Data supplied start

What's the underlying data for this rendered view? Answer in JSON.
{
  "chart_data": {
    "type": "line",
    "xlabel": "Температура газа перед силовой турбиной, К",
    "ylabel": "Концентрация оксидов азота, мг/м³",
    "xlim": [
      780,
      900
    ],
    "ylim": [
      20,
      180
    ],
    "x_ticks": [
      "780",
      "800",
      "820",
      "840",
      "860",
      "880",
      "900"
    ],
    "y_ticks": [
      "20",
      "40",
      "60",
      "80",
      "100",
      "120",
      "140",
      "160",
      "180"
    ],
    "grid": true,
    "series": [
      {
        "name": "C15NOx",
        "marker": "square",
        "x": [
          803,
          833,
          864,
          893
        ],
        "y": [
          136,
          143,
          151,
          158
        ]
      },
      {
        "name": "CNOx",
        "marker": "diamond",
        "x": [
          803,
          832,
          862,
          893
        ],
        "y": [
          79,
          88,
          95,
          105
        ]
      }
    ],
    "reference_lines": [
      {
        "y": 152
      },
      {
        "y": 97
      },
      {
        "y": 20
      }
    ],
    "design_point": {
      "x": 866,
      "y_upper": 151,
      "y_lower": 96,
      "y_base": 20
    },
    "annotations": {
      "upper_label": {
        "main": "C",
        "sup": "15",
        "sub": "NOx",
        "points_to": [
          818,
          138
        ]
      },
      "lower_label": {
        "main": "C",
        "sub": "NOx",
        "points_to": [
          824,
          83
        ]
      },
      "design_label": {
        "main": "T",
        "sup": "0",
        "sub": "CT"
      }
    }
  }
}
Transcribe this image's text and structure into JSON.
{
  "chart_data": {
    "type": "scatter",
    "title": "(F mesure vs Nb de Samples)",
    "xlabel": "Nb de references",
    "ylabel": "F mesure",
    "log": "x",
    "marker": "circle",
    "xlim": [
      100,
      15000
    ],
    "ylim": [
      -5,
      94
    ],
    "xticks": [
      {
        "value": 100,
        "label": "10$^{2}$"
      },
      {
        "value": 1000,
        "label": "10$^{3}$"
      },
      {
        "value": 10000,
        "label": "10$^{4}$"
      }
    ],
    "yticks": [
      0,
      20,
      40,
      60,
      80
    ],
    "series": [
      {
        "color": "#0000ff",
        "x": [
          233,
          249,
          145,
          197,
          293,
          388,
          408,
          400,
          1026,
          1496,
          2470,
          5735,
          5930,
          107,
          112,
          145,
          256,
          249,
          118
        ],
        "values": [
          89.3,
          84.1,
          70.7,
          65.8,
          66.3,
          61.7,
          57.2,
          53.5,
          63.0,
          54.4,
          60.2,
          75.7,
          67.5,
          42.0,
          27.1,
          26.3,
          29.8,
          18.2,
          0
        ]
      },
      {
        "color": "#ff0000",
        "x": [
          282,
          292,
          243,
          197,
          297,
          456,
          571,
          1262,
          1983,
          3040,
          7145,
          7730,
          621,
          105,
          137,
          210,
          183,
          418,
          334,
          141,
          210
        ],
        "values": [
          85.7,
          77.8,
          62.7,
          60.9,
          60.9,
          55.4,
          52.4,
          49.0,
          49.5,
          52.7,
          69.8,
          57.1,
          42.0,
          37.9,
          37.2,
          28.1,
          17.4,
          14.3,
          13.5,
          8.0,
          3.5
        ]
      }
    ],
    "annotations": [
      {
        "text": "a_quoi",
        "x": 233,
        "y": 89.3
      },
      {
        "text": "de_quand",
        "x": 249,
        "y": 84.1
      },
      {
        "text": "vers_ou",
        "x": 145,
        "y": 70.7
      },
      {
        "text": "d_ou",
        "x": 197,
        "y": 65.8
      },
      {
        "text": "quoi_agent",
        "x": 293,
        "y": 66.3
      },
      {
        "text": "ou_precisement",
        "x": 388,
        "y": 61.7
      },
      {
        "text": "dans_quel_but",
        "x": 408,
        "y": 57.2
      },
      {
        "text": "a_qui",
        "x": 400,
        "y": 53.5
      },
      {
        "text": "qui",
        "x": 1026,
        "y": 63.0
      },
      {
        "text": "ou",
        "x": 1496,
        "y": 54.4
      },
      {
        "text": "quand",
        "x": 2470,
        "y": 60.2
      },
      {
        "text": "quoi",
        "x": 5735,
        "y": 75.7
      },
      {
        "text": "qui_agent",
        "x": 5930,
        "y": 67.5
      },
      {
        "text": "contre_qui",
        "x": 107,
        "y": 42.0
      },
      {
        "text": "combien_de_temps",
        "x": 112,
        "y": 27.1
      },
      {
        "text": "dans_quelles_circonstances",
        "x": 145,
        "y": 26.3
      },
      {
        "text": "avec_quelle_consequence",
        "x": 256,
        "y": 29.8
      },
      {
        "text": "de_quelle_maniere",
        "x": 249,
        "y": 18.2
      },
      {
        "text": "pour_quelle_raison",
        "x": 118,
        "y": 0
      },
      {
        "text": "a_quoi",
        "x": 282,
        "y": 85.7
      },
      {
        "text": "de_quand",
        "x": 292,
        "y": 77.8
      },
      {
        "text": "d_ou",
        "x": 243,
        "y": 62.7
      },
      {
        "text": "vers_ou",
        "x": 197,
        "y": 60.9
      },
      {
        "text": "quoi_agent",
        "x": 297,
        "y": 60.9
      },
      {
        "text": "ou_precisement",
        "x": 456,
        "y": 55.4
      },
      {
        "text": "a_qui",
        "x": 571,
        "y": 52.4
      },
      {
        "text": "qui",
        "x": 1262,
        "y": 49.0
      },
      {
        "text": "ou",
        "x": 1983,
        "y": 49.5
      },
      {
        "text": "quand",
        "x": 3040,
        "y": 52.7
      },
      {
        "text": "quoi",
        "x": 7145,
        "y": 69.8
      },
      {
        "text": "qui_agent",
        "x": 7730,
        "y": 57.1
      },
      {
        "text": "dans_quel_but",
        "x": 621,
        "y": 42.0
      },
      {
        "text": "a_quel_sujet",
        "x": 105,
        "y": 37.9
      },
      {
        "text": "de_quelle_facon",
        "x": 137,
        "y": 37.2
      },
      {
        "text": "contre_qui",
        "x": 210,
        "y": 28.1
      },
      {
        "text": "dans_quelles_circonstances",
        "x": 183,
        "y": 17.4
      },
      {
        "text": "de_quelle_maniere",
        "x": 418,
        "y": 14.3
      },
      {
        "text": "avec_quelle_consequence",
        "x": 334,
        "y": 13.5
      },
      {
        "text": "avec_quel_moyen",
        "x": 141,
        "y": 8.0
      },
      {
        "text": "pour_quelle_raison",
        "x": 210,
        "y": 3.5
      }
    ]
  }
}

Data supplied end

Given task
Count how many lines contain "this" and give only that count.

The completed task
2